* **Brief**
Your answer should be one number: how many lines of the records hold the string "Paper".

* **Dataset excerpts**
____________________

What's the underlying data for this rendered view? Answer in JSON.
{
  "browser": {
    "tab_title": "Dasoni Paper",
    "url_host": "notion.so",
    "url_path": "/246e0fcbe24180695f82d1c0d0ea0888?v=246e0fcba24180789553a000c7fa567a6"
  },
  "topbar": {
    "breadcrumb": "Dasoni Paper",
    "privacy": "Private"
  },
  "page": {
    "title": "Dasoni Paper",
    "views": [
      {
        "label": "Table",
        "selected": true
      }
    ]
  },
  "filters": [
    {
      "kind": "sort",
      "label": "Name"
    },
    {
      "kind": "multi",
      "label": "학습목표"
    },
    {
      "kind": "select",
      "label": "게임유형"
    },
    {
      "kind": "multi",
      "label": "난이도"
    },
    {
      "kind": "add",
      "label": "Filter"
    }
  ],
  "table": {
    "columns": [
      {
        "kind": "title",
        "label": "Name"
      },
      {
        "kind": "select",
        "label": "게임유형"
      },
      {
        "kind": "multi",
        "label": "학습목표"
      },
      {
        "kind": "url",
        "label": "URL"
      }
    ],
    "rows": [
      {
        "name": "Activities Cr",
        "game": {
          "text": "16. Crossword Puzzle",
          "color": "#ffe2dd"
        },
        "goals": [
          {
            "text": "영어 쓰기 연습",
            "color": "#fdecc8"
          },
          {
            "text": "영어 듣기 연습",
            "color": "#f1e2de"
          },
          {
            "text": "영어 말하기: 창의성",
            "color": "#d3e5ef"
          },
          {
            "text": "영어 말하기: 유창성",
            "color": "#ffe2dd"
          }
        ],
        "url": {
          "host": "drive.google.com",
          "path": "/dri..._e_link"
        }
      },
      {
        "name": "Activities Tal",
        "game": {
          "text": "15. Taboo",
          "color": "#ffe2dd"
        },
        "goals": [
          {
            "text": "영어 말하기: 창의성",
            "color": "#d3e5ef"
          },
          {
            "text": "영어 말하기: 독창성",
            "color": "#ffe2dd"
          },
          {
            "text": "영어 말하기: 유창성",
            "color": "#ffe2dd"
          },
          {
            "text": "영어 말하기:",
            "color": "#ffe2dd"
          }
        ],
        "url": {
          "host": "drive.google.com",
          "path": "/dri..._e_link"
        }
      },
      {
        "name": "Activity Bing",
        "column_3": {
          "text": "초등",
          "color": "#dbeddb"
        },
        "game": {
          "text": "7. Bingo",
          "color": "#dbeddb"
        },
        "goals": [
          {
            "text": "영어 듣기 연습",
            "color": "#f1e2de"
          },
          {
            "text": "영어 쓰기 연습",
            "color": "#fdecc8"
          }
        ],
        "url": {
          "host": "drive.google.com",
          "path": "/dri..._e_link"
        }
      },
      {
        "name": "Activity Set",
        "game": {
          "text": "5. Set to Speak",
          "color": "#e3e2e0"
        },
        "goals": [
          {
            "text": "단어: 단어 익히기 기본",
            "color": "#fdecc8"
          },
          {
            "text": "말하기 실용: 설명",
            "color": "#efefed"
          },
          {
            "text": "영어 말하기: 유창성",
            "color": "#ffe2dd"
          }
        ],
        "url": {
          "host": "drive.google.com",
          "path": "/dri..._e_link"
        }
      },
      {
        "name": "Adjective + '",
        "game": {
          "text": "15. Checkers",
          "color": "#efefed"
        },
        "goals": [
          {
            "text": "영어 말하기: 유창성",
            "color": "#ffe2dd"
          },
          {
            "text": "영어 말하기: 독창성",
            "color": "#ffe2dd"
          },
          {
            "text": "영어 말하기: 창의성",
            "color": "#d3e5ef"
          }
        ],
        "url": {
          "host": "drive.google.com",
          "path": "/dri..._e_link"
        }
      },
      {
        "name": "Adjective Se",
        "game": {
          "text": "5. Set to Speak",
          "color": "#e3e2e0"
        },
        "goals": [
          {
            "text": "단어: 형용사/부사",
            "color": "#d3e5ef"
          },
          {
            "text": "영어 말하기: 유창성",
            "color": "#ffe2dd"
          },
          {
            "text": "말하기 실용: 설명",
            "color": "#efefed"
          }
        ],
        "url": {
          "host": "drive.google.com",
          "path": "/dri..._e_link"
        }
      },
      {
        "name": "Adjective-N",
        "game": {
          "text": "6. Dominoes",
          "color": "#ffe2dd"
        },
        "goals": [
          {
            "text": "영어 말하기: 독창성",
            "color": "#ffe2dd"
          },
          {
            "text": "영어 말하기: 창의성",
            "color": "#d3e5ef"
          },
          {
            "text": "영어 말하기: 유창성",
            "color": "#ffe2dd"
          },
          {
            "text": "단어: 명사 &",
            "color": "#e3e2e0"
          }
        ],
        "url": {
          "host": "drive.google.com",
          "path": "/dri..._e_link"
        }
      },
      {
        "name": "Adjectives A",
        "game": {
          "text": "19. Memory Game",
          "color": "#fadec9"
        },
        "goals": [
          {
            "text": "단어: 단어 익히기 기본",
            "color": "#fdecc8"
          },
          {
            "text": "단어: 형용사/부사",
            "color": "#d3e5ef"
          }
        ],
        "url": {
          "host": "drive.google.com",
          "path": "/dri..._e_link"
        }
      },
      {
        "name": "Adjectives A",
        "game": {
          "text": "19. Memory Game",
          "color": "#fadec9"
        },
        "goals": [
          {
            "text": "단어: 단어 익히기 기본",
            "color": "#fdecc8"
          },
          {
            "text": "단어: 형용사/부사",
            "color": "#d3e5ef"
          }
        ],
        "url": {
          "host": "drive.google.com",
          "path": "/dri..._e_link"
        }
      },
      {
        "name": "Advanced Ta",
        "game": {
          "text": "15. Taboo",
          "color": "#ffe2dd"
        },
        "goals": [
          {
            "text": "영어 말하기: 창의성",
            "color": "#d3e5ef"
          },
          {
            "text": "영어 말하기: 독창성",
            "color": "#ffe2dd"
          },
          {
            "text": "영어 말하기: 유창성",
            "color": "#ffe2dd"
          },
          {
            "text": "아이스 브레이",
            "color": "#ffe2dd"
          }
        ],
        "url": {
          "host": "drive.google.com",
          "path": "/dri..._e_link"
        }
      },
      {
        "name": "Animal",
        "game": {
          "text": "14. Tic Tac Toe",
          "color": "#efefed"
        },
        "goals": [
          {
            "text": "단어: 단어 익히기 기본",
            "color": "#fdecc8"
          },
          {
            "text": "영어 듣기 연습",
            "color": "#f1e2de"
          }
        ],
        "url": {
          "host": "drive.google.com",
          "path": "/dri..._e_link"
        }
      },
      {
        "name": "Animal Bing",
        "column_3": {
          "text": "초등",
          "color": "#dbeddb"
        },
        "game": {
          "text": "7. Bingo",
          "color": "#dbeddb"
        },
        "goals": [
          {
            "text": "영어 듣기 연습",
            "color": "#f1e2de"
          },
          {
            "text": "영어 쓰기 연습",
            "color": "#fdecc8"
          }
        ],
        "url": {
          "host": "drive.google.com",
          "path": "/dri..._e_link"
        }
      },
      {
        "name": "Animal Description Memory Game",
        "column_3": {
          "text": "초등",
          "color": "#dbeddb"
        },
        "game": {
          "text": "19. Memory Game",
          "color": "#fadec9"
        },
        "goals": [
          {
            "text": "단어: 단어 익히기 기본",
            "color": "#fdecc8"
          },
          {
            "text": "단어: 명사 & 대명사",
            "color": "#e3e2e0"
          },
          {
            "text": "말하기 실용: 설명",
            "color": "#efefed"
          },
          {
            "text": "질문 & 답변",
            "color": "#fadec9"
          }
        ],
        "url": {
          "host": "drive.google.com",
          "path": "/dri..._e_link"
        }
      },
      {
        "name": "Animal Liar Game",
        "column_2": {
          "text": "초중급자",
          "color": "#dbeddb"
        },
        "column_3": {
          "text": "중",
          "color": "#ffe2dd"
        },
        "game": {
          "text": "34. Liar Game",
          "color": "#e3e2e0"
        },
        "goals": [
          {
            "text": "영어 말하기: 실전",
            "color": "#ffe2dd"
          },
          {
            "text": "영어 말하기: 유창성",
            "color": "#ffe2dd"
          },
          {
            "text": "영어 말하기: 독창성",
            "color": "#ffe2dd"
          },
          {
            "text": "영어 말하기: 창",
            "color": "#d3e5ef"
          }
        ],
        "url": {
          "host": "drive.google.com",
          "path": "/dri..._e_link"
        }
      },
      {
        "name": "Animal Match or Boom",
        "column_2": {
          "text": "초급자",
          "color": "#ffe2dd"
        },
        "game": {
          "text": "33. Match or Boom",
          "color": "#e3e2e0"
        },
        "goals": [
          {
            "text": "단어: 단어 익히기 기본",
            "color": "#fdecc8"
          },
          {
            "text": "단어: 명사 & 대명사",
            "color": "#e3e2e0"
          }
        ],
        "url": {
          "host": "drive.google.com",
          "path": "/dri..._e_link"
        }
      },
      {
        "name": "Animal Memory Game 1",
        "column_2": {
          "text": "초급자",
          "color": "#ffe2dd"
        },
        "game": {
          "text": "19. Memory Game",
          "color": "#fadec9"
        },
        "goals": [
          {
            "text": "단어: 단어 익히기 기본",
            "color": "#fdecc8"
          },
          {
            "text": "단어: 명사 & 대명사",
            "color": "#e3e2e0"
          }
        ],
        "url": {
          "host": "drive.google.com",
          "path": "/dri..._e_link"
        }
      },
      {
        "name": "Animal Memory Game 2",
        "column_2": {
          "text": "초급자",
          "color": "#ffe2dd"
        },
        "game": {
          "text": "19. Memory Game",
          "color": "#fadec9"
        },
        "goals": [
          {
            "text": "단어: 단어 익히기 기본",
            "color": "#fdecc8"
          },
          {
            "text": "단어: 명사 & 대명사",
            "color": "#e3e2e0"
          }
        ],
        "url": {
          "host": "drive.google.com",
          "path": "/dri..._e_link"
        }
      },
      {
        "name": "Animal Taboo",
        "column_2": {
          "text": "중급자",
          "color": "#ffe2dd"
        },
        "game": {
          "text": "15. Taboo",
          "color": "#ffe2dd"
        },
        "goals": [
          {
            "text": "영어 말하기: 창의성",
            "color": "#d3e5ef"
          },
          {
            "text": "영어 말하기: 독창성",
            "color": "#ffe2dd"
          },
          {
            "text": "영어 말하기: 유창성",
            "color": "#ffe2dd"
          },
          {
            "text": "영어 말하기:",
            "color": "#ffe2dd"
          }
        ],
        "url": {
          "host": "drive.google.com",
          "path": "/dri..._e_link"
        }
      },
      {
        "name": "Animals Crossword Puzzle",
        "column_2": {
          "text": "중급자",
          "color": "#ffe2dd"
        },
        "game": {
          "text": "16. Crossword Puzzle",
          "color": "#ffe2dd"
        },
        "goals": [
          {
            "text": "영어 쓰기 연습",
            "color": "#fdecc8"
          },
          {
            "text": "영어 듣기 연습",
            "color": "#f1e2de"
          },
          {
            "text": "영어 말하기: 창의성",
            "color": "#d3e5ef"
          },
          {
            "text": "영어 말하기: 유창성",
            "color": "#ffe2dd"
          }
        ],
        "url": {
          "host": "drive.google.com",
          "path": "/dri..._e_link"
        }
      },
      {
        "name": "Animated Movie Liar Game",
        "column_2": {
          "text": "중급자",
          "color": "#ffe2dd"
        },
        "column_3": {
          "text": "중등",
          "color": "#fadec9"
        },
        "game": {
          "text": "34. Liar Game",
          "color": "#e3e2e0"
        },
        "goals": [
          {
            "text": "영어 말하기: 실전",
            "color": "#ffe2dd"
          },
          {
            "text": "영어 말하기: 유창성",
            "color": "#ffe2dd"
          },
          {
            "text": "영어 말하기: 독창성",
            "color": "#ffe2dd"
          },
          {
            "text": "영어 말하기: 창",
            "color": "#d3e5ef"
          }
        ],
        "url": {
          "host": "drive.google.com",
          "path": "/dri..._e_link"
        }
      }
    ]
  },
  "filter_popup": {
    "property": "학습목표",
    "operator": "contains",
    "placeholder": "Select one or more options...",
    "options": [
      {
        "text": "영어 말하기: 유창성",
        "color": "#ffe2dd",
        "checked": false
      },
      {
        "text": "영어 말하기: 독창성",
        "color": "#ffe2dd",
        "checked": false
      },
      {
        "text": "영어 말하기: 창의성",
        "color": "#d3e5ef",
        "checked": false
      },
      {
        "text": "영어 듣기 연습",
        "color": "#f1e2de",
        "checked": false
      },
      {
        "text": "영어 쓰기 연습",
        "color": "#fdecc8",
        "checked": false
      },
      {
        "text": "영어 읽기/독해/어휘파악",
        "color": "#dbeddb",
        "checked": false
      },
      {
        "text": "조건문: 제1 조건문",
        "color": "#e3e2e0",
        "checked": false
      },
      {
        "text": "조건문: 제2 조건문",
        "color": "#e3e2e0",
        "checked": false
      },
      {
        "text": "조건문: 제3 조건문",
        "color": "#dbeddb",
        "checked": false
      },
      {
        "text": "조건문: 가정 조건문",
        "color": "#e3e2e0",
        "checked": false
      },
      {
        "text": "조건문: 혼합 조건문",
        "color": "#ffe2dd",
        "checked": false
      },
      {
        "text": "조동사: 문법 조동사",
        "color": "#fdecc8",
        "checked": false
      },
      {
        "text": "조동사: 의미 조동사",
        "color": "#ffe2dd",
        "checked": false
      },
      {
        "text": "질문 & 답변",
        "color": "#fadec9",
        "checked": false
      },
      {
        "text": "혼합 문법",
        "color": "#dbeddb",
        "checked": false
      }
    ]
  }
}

____________________

* **Result of this exercise**
3